Supplied records -

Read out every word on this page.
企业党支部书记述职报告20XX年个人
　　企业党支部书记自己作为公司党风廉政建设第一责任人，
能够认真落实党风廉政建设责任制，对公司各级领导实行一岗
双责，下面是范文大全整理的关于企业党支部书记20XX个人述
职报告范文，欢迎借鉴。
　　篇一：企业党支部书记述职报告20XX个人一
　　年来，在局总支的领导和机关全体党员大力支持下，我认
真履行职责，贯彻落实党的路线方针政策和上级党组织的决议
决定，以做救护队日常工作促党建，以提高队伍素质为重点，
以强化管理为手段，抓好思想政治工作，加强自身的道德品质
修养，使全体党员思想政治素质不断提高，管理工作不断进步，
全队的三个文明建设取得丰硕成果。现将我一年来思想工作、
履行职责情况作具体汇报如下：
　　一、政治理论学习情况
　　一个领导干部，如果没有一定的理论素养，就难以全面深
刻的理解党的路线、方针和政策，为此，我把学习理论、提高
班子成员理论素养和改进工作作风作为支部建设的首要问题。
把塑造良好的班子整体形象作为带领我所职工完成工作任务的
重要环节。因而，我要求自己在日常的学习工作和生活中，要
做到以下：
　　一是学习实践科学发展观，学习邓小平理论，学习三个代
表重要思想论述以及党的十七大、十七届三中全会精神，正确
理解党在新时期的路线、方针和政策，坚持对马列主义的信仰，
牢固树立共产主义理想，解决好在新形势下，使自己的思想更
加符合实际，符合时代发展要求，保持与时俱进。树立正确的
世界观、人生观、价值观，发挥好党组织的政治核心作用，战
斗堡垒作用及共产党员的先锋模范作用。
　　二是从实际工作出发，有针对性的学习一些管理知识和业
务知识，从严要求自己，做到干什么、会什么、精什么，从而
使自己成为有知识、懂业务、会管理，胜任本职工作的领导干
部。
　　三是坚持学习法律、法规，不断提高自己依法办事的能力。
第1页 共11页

Exercise - Print the material above once more, exactly.

Response for this exercise -
Read out every word on this page.
企业党支部书记述职报告20XX年个人
　　企业党支部书记自己作为公司党风廉政建设第一责任人，
能够认真落实党风廉政建设责任制，对公司各级领导实行一岗
双责，下面是范文大全整理的关于企业党支部书记20XX个人述
职报告范文，欢迎借鉴。
　　篇一：企业党支部书记述职报告20XX个人一
　　年来，在局总支的领导和机关全体党员大力支持下，我认
真履行职责，贯彻落实党的路线方针政策和上级党组织的决议
决定，以做救护队日常工作促党建，以提高队伍素质为重点，
以强化管理为手段，抓好思想政治工作，加强自身的道德品质
修养，使全体党员思想政治素质不断提高，管理工作不断进步，
全队的三个文明建设取得丰硕成果。现将我一年来思想工作、
履行职责情况作具体汇报如下：
　　一、政治理论学习情况
　　一个领导干部，如果没有一定的理论素养，就难以全面深
刻的理解党的路线、方针和政策，为此，我把学习理论、提高
班子成员理论素养和改进工作作风作为支部建设的首要问题。
把塑造良好的班子整体形象作为带领我所职工完成工作任务的
重要环节。因而，我要求自己在日常的学习工作和生活中，要
做到以下：
　　一是学习实践科学发展观，学习邓小平理论，学习三个代
表重要思想论述以及党的十七大、十七届三中全会精神，正确
理解党在新时期的路线、方针和政策，坚持对马列主义的信仰，
牢固树立共产主义理想，解决好在新形势下，使自己的思想更
加符合实际，符合时代发展要求，保持与时俱进。树立正确的
世界观、人生观、价值观，发挥好党组织的政治核心作用，战
斗堡垒作用及共产党员的先锋模范作用。
　　二是从实际工作出发，有针对性的学习一些管理知识和业
务知识，从严要求自己，做到干什么、会什么、精什么，从而
使自己成为有知识、懂业务、会管理，胜任本职工作的领导干
部。
　　三是坚持学习法律、法规，不断提高自己依法办事的能力。
第1页 共11页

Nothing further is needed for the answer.